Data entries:

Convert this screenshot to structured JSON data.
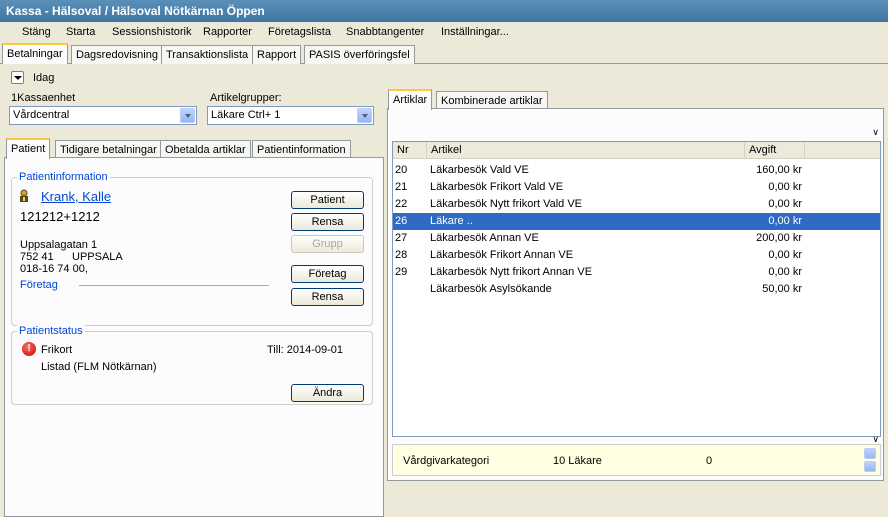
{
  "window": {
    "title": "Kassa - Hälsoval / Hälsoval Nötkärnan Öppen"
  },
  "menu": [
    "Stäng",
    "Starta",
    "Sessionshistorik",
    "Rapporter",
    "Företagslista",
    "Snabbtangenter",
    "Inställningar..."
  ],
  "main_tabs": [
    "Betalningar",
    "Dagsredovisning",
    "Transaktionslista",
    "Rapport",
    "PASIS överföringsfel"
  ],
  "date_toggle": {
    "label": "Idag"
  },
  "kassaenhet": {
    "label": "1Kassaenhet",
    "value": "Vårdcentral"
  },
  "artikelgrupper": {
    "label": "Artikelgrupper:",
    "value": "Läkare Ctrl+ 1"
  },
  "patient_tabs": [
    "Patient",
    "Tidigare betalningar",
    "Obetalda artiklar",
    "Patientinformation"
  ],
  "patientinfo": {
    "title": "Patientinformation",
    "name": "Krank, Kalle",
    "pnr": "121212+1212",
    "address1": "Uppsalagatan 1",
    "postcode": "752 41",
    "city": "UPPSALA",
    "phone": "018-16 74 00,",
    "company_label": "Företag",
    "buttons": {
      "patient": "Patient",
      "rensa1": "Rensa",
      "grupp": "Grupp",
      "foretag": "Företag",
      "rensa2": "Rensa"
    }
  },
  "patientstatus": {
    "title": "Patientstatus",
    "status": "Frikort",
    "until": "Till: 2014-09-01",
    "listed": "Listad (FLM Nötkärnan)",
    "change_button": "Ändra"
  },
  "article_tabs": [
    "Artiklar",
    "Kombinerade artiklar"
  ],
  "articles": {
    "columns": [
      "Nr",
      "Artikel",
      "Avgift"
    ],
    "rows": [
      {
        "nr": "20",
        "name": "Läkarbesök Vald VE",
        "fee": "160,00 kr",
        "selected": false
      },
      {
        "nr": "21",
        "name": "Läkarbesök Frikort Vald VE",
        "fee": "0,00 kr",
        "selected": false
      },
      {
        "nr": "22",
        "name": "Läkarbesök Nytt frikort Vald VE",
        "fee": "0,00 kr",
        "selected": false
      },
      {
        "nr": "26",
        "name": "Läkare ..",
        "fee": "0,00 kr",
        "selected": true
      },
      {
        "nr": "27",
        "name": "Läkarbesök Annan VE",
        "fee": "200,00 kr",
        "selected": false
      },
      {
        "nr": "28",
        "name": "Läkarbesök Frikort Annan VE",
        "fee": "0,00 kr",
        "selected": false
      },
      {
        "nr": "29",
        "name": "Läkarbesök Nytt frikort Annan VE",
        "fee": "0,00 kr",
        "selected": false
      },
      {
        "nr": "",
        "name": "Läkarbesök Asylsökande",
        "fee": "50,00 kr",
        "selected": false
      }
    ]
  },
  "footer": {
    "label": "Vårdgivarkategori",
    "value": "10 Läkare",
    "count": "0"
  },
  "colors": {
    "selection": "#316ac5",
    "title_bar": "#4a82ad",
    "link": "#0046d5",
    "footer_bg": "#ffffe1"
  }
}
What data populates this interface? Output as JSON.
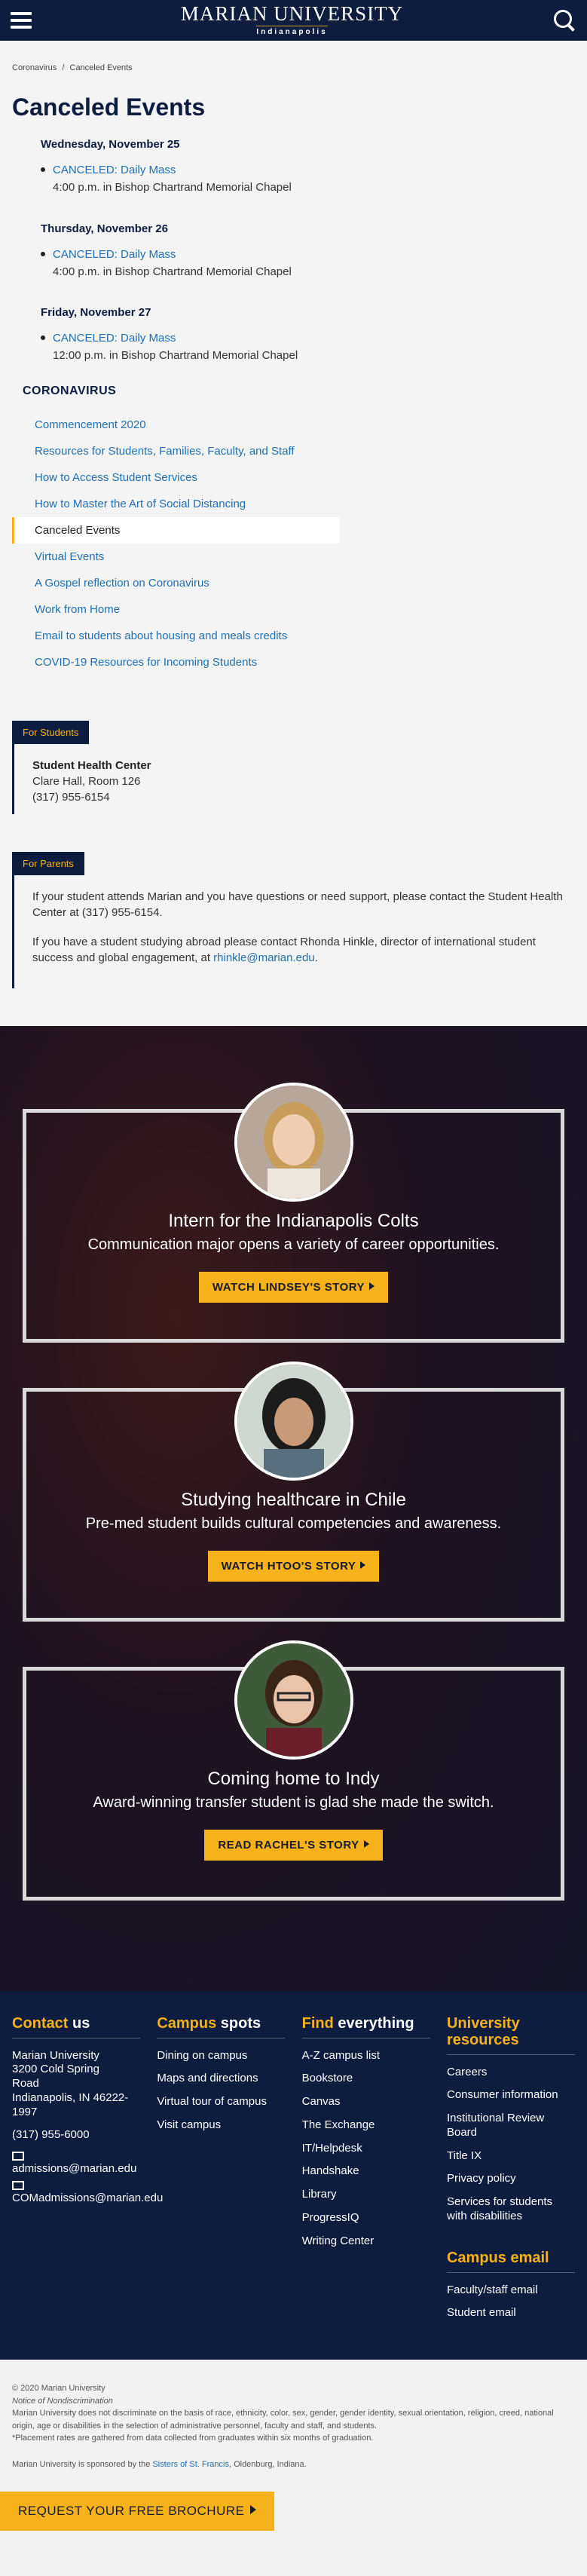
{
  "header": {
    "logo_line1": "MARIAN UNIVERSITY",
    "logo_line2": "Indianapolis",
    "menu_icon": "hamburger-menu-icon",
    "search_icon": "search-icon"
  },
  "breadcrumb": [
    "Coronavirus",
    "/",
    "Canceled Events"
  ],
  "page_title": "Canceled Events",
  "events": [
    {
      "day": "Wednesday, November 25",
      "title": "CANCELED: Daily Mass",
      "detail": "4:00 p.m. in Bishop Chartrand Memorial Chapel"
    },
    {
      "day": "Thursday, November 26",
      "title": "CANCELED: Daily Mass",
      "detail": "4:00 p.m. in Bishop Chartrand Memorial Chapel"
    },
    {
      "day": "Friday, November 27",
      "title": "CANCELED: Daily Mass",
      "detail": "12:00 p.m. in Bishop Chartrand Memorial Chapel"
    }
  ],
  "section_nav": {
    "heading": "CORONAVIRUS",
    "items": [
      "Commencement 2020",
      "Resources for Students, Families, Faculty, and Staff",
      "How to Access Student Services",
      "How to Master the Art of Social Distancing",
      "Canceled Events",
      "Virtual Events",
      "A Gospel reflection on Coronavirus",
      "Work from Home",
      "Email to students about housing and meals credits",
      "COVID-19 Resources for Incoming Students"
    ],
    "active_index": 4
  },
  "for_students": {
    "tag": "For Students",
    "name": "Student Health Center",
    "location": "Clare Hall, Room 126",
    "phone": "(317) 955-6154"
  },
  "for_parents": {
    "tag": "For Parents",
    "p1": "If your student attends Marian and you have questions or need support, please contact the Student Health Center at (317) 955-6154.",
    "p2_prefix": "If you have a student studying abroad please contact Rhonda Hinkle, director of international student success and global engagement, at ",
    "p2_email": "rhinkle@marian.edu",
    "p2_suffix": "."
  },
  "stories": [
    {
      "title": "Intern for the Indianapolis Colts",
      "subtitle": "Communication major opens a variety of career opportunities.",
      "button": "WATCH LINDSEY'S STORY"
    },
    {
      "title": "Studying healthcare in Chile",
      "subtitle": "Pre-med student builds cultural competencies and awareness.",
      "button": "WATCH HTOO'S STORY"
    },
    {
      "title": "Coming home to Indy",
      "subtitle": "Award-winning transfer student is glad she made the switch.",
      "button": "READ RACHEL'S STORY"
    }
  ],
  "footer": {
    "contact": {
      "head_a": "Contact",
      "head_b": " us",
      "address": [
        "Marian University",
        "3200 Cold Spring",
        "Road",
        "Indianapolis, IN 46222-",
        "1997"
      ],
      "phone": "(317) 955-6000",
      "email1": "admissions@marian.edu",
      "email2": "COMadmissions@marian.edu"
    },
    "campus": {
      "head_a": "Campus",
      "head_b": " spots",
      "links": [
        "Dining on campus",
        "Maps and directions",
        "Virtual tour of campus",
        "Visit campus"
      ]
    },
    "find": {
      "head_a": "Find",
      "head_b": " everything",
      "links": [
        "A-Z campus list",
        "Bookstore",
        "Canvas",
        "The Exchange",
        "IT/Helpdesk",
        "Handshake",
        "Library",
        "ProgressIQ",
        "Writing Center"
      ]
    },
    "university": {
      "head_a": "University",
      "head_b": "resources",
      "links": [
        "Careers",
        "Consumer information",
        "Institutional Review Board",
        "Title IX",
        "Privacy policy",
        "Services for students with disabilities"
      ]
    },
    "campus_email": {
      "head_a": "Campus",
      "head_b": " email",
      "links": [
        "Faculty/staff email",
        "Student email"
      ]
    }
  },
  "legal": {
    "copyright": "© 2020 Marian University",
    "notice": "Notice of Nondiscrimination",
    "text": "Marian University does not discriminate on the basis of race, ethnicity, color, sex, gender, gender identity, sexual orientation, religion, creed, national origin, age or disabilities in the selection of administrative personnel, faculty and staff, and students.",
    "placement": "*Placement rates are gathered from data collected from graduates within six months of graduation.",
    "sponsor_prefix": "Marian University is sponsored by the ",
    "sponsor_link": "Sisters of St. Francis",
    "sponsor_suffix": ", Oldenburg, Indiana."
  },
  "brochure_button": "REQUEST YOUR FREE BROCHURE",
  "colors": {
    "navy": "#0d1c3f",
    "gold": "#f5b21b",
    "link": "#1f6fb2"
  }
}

To do: Word-for-word output of every record is needed, with images omitted.

Output below:
Convert this screenshot to structured JSON data.
{
  "window": {
    "title": "Kassa - Hälsoval / Hälsoval Nötkärnan Öppen"
  },
  "menu": [
    "Stäng",
    "Starta",
    "Sessionshistorik",
    "Rapporter",
    "Företagslista",
    "Snabbtangenter",
    "Inställningar..."
  ],
  "main_tabs": [
    "Betalningar",
    "Dagsredovisning",
    "Transaktionslista",
    "Rapport",
    "PASIS överföringsfel"
  ],
  "date_toggle": {
    "label": "Idag"
  },
  "kassaenhet": {
    "label": "1Kassaenhet",
    "value": "Vårdcentral"
  },
  "artikelgrupper": {
    "label": "Artikelgrupper:",
    "value": "Läkare Ctrl+ 1"
  },
  "patient_tabs": [
    "Patient",
    "Tidigare betalningar",
    "Obetalda artiklar",
    "Patientinformation"
  ],
  "patientinfo": {
    "title": "Patientinformation",
    "name": "Krank, Kalle",
    "pnr": "121212+1212",
    "address1": "Uppsalagatan 1",
    "postcode": "752 41",
    "city": "UPPSALA",
    "phone": "018-16 74 00,",
    "company_label": "Företag",
    "buttons": {
      "patient": "Patient",
      "rensa1": "Rensa",
      "grupp": "Grupp",
      "foretag": "Företag",
      "rensa2": "Rensa"
    }
  },
  "patientstatus": {
    "title": "Patientstatus",
    "status": "Frikort",
    "until": "Till: 2014-09-01",
    "listed": "Listad (FLM Nötkärnan)",
    "change_button": "Ändra"
  },
  "article_tabs": [
    "Artiklar",
    "Kombinerade artiklar"
  ],
  "articles": {
    "columns": [
      "Nr",
      "Artikel",
      "Avgift"
    ],
    "rows": [
      {
        "nr": "20",
        "name": "Läkarbesök Vald VE",
        "fee": "160,00 kr",
        "selected": false
      },
      {
        "nr": "21",
        "name": "Läkarbesök Frikort Vald VE",
        "fee": "0,00 kr",
        "selected": false
      },
      {
        "nr": "22",
        "name": "Läkarbesök Nytt frikort Vald VE",
        "fee": "0,00 kr",
        "selected": false
      },
      {
        "nr": "26",
        "name": "Läkare ..",
        "fee": "0,00 kr",
        "selected": true
      },
      {
        "nr": "27",
        "name": "Läkarbesök Annan VE",
        "fee": "200,00 kr",
        "selected": false
      },
      {
        "nr": "28",
        "name": "Läkarbesök Frikort Annan VE",
        "fee": "0,00 kr",
        "selected": false
      },
      {
        "nr": "29",
        "name": "Läkarbesök Nytt frikort Annan VE",
        "fee": "0,00 kr",
        "selected": false
      },
      {
        "nr": "",
        "name": "Läkarbesök Asylsökande",
        "fee": "50,00 kr",
        "selected": false
      }
    ]
  },
  "footer": {
    "label": "Vårdgivarkategori",
    "value": "10 Läkare",
    "count": "0"
  },
  "colors": {
    "selection": "#316ac5",
    "title_bar": "#4a82ad",
    "link": "#0046d5",
    "footer_bg": "#ffffe1"
  }
}
What data populates this interface? Output as JSON.
{
  "header": {
    "logo_line1": "MARIAN UNIVERSITY",
    "logo_line2": "Indianapolis",
    "menu_icon": "hamburger-menu-icon",
    "search_icon": "search-icon"
  },
  "breadcrumb": [
    "Coronavirus",
    "/",
    "Canceled Events"
  ],
  "page_title": "Canceled Events",
  "events": [
    {
      "day": "Wednesday, November 25",
      "title": "CANCELED: Daily Mass",
      "detail": "4:00 p.m. in Bishop Chartrand Memorial Chapel"
    },
    {
      "day": "Thursday, November 26",
      "title": "CANCELED: Daily Mass",
      "detail": "4:00 p.m. in Bishop Chartrand Memorial Chapel"
    },
    {
      "day": "Friday, November 27",
      "title": "CANCELED: Daily Mass",
      "detail": "12:00 p.m. in Bishop Chartrand Memorial Chapel"
    }
  ],
  "section_nav": {
    "heading": "CORONAVIRUS",
    "items": [
      "Commencement 2020",
      "Resources for Students, Families, Faculty, and Staff",
      "How to Access Student Services",
      "How to Master the Art of Social Distancing",
      "Canceled Events",
      "Virtual Events",
      "A Gospel reflection on Coronavirus",
      "Work from Home",
      "Email to students about housing and meals credits",
      "COVID-19 Resources for Incoming Students"
    ],
    "active_index": 4
  },
  "for_students": {
    "tag": "For Students",
    "name": "Student Health Center",
    "location": "Clare Hall, Room 126",
    "phone": "(317) 955-6154"
  },
  "for_parents": {
    "tag": "For Parents",
    "p1": "If your student attends Marian and you have questions or need support, please contact the Student Health Center at (317) 955-6154.",
    "p2_prefix": "If you have a student studying abroad please contact Rhonda Hinkle, director of international student success and global engagement, at ",
    "p2_email": "rhinkle@marian.edu",
    "p2_suffix": "."
  },
  "stories": [
    {
      "title": "Intern for the Indianapolis Colts",
      "subtitle": "Communication major opens a variety of career opportunities.",
      "button": "WATCH LINDSEY'S STORY"
    },
    {
      "title": "Studying healthcare in Chile",
      "subtitle": "Pre-med student builds cultural competencies and awareness.",
      "button": "WATCH HTOO'S STORY"
    },
    {
      "title": "Coming home to Indy",
      "subtitle": "Award-winning transfer student is glad she made the switch.",
      "button": "READ RACHEL'S STORY"
    }
  ],
  "footer": {
    "contact": {
      "head_a": "Contact",
      "head_b": " us",
      "address": [
        "Marian University",
        "3200 Cold Spring",
        "Road",
        "Indianapolis, IN 46222-",
        "1997"
      ],
      "phone": "(317) 955-6000",
      "email1": "admissions@marian.edu",
      "email2": "COMadmissions@marian.edu"
    },
    "campus": {
      "head_a": "Campus",
      "head_b": " spots",
      "links": [
        "Dining on campus",
        "Maps and directions",
        "Virtual tour of campus",
        "Visit campus"
      ]
    },
    "find": {
      "head_a": "Find",
      "head_b": " everything",
      "links": [
        "A-Z campus list",
        "Bookstore",
        "Canvas",
        "The Exchange",
        "IT/Helpdesk",
        "Handshake",
        "Library",
        "ProgressIQ",
        "Writing Center"
      ]
    },
    "university": {
      "head_a": "University",
      "head_b": "resources",
      "links": [
        "Careers",
        "Consumer information",
        "Institutional Review Board",
        "Title IX",
        "Privacy policy",
        "Services for students with disabilities"
      ]
    },
    "campus_email": {
      "head_a": "Campus",
      "head_b": " email",
      "links": [
        "Faculty/staff email",
        "Student email"
      ]
    }
  },
  "legal": {
    "copyright": "© 2020 Marian University",
    "notice": "Notice of Nondiscrimination",
    "text": "Marian University does not discriminate on the basis of race, ethnicity, color, sex, gender, gender identity, sexual orientation, religion, creed, national origin, age or disabilities in the selection of administrative personnel, faculty and staff, and students.",
    "placement": "*Placement rates are gathered from data collected from graduates within six months of graduation.",
    "sponsor_prefix": "Marian University is sponsored by the ",
    "sponsor_link": "Sisters of St. Francis",
    "sponsor_suffix": ", Oldenburg, Indiana."
  },
  "brochure_button": "REQUEST YOUR FREE BROCHURE",
  "colors": {
    "navy": "#0d1c3f",
    "gold": "#f5b21b",
    "link": "#1f6fb2"
  }
}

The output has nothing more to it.